Instruction ::
Extract the listing in its entirety, keeping each line identical to the original.

[Items from a dataset]
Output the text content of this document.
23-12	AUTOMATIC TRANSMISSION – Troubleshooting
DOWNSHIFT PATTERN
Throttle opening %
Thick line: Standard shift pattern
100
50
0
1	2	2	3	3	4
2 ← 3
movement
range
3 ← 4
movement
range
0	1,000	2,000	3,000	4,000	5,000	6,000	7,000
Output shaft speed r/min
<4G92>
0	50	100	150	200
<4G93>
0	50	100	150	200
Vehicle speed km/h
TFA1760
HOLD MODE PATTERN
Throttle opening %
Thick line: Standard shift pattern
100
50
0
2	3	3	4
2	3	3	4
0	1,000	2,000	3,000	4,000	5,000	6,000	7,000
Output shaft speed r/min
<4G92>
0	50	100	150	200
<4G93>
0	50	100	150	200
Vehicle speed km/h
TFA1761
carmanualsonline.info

Answer to this exercise ::
Output the text content of this document.
23-12	AUTOMATIC TRANSMISSION – Troubleshooting
DOWNSHIFT PATTERN
Throttle opening %
Thick line: Standard shift pattern
100
50
0
1	2	2	3	3	4
2 ← 3
movement
range
3 ← 4
movement
range
0	1,000	2,000	3,000	4,000	5,000	6,000	7,000
Output shaft speed r/min
<4G92>
0	50	100	150	200
<4G93>
0	50	100	150	200
Vehicle speed km/h
TFA1760
HOLD MODE PATTERN
Throttle opening %
Thick line: Standard shift pattern
100
50
0
2	3	3	4
2	3	3	4
0	1,000	2,000	3,000	4,000	5,000	6,000	7,000
Output shaft speed r/min
<4G92>
0	50	100	150	200
<4G93>
0	50	100	150	200
Vehicle speed km/h
TFA1761
carmanualsonline.info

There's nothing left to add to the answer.